ENTRIES SHOWN -
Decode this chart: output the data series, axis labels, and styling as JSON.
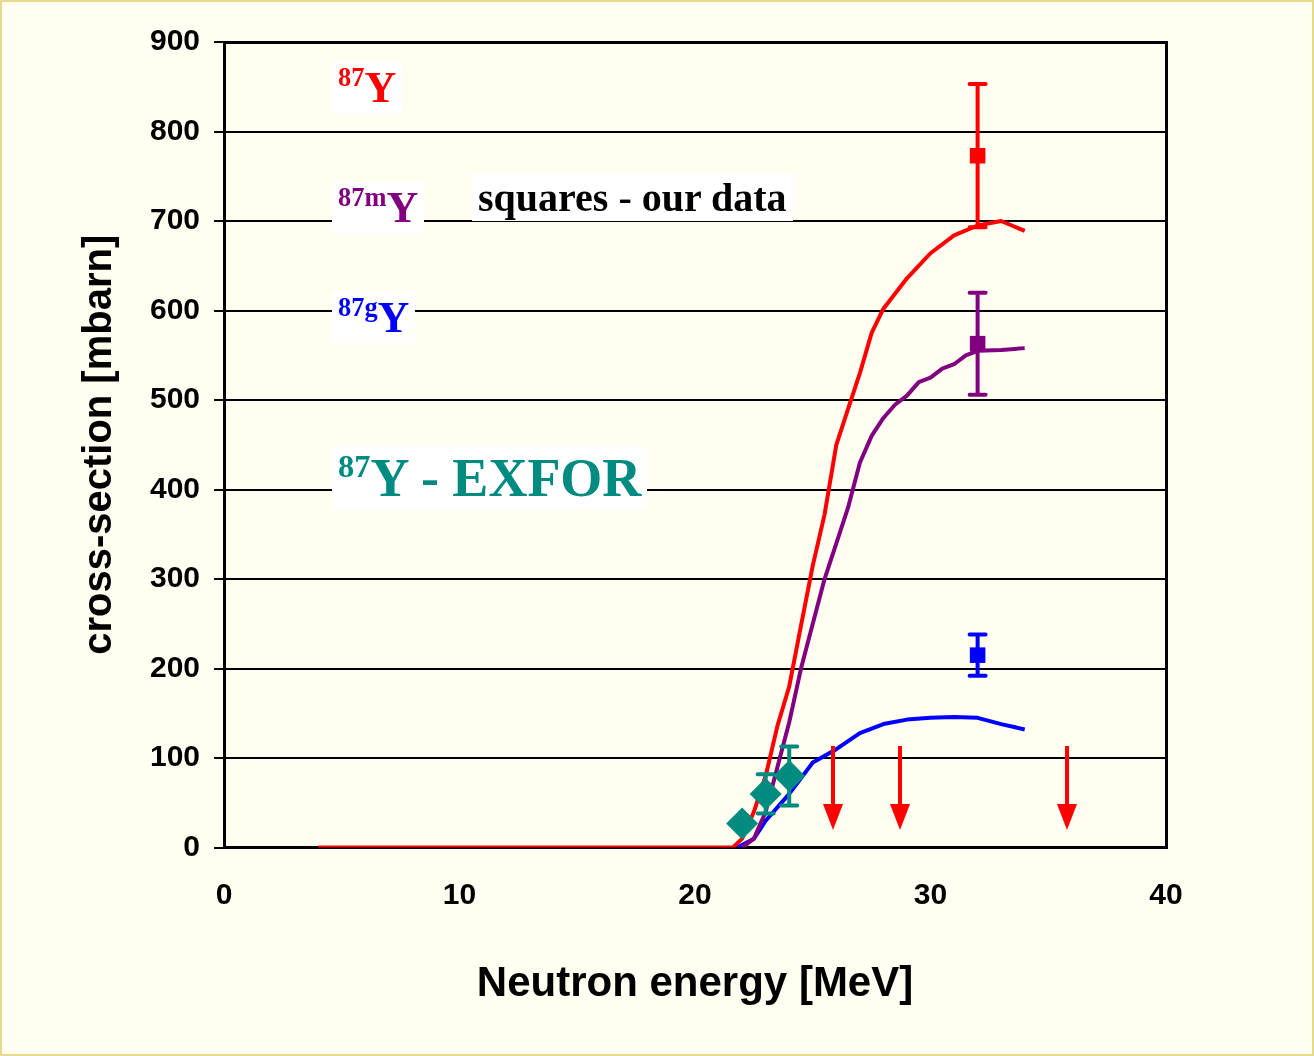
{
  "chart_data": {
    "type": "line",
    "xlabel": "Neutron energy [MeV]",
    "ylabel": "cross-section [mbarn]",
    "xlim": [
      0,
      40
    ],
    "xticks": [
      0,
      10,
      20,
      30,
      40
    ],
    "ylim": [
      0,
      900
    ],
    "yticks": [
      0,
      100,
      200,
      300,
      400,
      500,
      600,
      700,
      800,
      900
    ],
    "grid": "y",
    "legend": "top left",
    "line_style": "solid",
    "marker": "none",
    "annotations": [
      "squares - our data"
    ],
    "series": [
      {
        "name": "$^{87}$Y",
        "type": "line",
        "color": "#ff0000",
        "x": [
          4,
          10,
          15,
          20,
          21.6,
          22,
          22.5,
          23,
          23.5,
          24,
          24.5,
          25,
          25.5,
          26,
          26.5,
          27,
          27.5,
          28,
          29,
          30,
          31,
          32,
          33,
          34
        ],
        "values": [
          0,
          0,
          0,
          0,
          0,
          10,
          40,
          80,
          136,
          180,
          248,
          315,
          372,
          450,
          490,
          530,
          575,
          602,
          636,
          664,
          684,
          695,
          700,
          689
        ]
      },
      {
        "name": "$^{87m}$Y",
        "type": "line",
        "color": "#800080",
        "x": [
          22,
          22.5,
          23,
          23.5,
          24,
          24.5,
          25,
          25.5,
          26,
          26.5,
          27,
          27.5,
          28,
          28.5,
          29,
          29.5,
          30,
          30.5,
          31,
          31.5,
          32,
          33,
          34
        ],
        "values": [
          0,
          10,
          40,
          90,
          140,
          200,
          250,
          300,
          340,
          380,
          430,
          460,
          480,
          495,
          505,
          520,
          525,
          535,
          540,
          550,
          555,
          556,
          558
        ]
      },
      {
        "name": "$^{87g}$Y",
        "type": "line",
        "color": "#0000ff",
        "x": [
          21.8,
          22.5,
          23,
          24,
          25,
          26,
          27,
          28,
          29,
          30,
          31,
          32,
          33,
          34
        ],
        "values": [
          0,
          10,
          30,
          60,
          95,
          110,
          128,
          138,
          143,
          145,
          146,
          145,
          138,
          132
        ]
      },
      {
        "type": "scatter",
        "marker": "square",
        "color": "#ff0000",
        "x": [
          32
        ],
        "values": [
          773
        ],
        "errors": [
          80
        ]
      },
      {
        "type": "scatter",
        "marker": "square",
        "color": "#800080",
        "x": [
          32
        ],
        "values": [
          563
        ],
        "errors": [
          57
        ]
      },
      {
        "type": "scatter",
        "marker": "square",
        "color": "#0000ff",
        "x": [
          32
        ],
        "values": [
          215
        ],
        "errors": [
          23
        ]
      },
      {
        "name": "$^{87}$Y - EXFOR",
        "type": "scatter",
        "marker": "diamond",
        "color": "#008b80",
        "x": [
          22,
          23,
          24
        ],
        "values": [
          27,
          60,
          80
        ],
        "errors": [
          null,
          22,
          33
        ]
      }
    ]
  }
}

--

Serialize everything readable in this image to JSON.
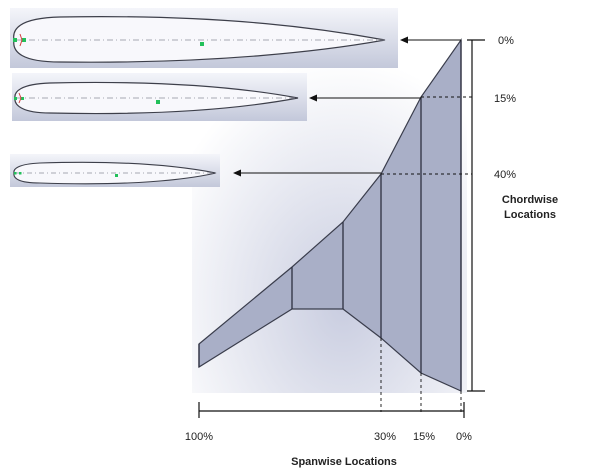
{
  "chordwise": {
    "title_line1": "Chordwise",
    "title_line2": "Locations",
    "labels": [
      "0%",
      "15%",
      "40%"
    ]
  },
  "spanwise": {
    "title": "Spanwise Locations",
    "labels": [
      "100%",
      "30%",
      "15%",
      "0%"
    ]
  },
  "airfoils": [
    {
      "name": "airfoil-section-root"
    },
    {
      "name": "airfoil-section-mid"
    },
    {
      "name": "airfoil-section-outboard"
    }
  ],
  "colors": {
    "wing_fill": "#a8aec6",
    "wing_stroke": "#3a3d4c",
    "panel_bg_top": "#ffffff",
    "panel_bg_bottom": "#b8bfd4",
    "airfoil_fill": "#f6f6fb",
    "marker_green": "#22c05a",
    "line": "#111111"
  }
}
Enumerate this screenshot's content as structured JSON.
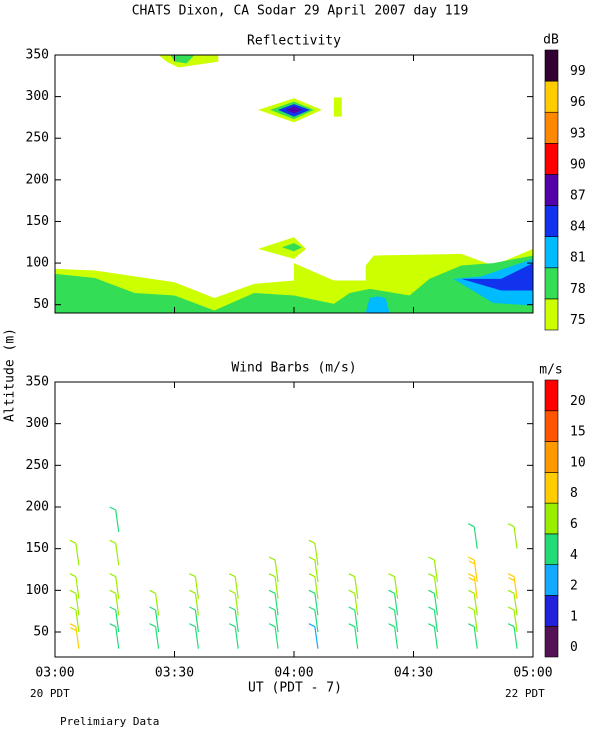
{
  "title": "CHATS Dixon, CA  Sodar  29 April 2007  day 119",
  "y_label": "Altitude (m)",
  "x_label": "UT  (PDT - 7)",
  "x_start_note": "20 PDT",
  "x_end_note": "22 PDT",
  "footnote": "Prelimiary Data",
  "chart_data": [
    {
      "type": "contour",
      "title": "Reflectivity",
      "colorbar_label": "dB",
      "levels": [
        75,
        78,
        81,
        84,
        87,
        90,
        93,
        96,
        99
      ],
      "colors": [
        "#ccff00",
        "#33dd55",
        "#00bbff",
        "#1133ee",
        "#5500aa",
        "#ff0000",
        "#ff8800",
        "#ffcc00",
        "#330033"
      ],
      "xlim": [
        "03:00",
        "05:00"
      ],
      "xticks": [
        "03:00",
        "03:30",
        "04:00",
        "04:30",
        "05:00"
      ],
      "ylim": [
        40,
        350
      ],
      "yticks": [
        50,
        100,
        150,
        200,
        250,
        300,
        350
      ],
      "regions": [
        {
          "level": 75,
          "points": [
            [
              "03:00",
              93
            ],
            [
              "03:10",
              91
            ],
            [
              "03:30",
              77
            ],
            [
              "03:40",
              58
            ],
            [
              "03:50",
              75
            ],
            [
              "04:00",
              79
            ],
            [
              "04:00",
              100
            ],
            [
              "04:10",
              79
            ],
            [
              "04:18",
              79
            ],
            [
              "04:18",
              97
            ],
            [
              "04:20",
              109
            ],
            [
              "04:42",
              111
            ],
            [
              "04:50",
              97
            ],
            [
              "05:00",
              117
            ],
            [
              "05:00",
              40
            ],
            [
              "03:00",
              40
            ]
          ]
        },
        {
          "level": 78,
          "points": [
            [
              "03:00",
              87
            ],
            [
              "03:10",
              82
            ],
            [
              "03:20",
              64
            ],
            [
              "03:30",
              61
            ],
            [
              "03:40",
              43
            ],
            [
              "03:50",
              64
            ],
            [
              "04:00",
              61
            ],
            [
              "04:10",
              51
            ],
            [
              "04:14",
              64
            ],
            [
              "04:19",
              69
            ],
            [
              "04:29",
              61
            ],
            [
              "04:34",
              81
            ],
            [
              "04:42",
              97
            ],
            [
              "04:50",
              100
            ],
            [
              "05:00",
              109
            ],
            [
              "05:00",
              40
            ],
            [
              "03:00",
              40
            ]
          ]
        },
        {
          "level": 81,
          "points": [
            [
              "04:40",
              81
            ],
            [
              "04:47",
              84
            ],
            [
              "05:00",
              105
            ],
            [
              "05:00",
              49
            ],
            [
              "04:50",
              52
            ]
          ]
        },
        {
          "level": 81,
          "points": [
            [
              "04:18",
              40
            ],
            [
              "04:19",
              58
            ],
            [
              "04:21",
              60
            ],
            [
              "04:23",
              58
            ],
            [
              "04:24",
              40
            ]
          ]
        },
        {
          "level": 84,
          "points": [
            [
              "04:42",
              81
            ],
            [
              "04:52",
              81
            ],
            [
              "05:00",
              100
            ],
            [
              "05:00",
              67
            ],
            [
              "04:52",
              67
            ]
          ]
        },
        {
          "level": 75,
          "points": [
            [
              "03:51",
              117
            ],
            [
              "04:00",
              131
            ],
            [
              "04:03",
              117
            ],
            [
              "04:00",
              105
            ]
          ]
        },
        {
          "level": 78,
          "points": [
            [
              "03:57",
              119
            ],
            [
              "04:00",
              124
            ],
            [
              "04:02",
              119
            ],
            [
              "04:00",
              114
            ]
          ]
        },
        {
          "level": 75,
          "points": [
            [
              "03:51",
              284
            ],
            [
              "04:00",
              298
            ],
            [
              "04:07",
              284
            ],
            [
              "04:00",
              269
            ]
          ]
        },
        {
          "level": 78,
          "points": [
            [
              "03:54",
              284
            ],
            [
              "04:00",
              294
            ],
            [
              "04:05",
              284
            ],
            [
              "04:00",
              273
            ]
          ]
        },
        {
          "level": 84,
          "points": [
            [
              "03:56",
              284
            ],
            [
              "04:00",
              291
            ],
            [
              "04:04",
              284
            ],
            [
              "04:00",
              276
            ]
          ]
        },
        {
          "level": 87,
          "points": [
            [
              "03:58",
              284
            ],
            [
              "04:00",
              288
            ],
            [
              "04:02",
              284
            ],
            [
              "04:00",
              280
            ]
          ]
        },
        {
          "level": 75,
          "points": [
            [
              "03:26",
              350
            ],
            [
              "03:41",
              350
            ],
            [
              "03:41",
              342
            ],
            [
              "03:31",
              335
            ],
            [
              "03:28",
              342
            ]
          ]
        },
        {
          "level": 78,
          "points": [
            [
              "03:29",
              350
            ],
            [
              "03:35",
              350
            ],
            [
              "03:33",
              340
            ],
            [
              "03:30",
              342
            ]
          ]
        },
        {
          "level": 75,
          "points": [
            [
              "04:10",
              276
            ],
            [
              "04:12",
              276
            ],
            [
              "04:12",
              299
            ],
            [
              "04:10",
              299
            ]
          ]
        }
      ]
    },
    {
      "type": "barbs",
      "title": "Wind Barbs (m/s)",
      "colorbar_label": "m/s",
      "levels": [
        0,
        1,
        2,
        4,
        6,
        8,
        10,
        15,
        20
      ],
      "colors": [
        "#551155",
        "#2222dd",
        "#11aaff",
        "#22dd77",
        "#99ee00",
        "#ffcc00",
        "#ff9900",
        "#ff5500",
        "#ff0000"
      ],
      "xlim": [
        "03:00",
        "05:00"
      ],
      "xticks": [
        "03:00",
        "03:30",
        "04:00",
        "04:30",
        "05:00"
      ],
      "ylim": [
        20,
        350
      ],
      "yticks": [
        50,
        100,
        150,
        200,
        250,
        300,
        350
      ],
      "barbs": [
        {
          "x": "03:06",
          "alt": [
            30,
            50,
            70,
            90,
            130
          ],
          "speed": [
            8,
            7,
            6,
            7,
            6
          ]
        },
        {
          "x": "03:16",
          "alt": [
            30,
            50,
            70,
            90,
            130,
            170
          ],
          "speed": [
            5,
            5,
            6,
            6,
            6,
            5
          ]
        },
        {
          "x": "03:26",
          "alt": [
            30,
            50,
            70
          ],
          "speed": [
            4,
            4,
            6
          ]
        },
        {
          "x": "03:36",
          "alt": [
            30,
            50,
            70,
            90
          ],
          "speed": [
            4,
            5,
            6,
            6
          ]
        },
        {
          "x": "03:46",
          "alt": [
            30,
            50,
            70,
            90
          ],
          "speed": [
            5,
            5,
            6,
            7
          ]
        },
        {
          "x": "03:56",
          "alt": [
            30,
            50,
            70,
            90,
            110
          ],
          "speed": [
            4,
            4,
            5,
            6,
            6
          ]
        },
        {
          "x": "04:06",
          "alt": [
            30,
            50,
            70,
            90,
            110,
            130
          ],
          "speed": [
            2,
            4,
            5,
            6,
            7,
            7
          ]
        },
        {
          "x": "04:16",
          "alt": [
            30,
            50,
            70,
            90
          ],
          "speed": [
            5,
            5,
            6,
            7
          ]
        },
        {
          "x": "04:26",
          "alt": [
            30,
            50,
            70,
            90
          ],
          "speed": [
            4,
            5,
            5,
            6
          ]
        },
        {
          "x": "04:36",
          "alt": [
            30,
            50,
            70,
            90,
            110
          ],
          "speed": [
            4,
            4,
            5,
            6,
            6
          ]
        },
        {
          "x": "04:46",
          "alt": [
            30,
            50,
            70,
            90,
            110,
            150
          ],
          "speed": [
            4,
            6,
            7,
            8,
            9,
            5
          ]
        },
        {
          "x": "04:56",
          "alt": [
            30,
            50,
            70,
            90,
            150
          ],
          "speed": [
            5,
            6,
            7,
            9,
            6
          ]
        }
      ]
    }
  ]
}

GIVEN EXERCISE - For each line in the data above that contains the string "section", extract the line.

REPLY -
    "ylabel": "cross-section [mbarn]",
      "name": "airfoil-section-root"
      "name": "airfoil-section-mid"
      "name": "airfoil-section-outboard"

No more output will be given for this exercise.